- _WHAT YOU SHOULD DO_
From the data that follows, report how many lines hold the string "производительность", giving only the number.

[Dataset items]
┌────────
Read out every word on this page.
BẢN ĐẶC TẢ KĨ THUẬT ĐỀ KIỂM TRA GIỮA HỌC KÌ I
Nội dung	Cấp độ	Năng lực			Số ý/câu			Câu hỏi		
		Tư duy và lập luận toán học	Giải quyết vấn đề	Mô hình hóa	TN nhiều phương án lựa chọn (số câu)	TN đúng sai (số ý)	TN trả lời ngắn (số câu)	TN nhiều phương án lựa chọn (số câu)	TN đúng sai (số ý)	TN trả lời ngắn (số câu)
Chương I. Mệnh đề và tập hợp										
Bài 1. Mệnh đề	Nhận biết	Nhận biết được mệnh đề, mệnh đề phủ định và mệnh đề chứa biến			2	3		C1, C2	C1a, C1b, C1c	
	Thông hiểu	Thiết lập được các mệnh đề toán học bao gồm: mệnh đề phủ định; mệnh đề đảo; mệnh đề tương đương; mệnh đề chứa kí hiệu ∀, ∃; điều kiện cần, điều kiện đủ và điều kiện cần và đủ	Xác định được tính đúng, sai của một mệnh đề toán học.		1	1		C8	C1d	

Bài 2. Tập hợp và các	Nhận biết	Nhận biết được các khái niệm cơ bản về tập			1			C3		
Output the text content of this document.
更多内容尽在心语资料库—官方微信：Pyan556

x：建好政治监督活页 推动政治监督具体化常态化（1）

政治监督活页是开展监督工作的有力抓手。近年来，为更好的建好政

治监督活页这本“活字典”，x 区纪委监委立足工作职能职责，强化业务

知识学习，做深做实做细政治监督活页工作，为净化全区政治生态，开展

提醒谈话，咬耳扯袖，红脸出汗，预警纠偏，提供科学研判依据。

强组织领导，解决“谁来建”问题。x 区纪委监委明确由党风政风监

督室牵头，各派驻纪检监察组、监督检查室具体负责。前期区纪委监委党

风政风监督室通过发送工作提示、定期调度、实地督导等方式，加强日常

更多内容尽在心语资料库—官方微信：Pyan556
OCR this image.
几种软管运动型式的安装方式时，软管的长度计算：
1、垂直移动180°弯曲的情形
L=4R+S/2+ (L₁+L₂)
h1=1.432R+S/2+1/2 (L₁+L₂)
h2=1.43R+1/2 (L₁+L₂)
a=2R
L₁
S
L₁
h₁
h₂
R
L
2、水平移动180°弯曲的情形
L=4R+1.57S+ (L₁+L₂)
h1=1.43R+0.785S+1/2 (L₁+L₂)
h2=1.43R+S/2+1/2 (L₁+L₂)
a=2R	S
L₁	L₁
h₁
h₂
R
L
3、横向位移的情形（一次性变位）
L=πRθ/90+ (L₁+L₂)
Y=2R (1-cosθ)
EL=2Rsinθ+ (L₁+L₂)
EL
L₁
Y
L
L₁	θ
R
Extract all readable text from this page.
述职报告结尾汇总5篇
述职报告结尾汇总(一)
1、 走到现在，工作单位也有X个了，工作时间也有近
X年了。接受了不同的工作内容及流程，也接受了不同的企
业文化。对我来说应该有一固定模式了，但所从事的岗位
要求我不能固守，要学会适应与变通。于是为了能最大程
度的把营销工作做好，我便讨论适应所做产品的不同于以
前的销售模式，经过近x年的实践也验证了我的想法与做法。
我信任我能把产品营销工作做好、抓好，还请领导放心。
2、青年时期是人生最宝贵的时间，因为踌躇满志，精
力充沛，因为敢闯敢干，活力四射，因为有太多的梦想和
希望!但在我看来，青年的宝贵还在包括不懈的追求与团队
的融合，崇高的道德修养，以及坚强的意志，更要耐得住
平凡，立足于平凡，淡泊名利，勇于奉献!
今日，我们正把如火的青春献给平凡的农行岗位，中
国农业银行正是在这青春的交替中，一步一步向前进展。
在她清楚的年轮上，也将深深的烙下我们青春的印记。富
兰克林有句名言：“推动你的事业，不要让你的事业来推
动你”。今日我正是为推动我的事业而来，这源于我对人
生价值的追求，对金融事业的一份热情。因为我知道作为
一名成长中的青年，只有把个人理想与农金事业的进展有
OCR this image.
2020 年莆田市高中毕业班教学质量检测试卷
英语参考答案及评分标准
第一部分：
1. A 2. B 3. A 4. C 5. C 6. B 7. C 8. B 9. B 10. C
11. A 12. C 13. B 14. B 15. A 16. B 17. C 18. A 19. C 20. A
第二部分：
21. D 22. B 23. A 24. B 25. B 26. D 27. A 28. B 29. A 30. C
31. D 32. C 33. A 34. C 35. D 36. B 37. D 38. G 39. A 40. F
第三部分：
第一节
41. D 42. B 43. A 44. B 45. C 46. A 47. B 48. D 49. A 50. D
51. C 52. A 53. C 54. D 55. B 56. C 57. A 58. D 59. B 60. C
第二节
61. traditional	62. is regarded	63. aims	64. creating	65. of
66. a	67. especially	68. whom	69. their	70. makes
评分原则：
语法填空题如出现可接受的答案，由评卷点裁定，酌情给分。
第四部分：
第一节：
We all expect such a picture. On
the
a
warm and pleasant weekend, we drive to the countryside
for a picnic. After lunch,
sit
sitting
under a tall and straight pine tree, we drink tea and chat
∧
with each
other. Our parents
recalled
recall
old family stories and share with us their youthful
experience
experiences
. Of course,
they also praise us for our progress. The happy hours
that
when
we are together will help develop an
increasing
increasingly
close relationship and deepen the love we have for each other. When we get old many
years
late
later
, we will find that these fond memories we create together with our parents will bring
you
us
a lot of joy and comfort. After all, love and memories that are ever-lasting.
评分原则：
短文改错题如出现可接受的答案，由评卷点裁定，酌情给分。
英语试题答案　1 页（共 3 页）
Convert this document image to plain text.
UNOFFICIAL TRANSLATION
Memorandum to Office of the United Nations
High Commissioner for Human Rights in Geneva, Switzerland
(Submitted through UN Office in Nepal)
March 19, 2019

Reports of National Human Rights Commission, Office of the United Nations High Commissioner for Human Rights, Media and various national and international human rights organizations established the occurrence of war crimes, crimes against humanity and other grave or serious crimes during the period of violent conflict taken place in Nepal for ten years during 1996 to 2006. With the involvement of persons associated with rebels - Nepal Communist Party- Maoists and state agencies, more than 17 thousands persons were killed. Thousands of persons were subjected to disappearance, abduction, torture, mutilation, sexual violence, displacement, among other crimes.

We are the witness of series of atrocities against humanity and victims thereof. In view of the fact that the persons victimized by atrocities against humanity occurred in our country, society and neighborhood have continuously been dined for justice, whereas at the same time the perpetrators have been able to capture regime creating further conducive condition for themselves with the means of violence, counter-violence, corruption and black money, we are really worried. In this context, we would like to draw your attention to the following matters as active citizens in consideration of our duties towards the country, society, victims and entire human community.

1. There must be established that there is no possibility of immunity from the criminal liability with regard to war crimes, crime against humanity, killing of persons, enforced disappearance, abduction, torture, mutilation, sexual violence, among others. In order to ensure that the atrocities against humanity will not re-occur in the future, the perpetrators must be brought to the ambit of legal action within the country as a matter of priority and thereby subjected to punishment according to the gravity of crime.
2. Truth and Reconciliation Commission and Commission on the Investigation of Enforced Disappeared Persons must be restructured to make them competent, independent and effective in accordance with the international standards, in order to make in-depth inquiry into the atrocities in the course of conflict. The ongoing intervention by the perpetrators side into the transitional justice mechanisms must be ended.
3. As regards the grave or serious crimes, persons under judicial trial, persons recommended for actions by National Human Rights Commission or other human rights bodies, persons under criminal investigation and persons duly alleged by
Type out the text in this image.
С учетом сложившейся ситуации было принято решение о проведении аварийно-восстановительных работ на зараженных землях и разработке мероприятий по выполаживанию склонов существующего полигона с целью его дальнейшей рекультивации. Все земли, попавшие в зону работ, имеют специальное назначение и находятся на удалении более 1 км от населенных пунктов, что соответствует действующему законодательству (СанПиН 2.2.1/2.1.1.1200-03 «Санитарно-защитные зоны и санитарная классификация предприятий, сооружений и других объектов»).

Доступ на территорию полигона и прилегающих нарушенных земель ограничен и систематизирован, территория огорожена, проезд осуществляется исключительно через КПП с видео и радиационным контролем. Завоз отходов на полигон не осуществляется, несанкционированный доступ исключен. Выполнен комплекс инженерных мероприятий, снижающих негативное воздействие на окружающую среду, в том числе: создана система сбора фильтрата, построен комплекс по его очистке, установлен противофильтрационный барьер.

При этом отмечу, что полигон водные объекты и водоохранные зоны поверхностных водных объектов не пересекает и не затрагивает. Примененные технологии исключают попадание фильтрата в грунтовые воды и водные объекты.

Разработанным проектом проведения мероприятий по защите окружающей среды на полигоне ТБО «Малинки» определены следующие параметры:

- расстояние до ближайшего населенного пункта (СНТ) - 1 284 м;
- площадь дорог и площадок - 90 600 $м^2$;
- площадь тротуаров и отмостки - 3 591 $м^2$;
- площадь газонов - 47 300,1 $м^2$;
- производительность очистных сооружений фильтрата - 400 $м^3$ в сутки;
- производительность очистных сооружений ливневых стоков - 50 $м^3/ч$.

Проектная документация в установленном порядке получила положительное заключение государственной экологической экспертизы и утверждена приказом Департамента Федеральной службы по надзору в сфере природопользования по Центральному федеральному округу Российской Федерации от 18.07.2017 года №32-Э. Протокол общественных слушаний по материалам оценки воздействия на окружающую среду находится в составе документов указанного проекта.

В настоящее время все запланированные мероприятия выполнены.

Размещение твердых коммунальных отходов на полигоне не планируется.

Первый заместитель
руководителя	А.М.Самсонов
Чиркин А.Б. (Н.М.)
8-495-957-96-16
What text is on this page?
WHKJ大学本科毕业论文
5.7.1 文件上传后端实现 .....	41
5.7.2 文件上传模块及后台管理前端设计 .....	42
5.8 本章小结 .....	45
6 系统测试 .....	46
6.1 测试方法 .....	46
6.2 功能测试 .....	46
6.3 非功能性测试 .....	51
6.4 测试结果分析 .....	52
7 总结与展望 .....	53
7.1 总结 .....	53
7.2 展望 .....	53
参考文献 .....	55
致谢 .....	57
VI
└────────
- _FINAL RESULT_
2